### What you will do
Read through the data and report every line in which the word "ввода" occurs.
— START OF Data section —
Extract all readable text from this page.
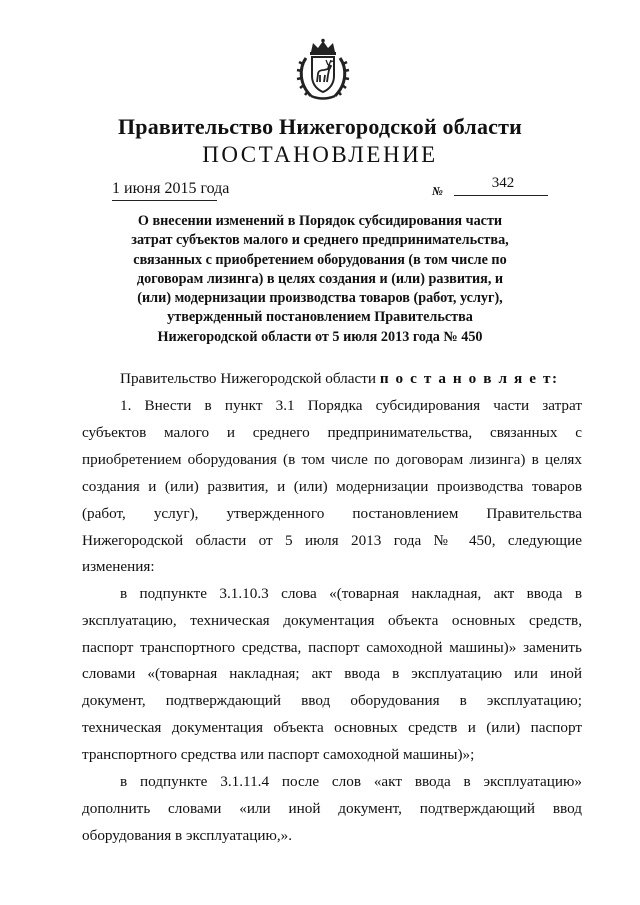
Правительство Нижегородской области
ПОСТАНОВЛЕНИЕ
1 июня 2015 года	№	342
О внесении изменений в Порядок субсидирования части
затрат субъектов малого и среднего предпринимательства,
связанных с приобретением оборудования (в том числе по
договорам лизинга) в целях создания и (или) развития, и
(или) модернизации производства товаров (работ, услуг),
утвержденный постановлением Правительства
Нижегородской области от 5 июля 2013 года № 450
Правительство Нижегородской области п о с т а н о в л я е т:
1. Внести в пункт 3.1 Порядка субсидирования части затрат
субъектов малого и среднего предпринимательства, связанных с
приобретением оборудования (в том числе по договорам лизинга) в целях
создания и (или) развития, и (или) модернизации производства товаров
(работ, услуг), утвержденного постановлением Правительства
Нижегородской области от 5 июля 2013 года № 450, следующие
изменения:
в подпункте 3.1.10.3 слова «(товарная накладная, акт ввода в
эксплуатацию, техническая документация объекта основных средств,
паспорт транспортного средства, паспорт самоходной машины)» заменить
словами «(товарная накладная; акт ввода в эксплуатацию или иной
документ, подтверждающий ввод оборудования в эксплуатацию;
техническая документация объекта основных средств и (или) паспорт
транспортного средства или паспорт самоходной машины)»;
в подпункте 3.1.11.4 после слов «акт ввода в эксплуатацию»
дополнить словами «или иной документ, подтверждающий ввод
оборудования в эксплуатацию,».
— END OF Data section —
### Solution to this exercise
в подпункте 3.1.10.3 слова «(товарная накладная, акт ввода в
словами «(товарная накладная; акт ввода в эксплуатацию или иной
в подпункте 3.1.11.4 после слов «акт ввода в эксплуатацию»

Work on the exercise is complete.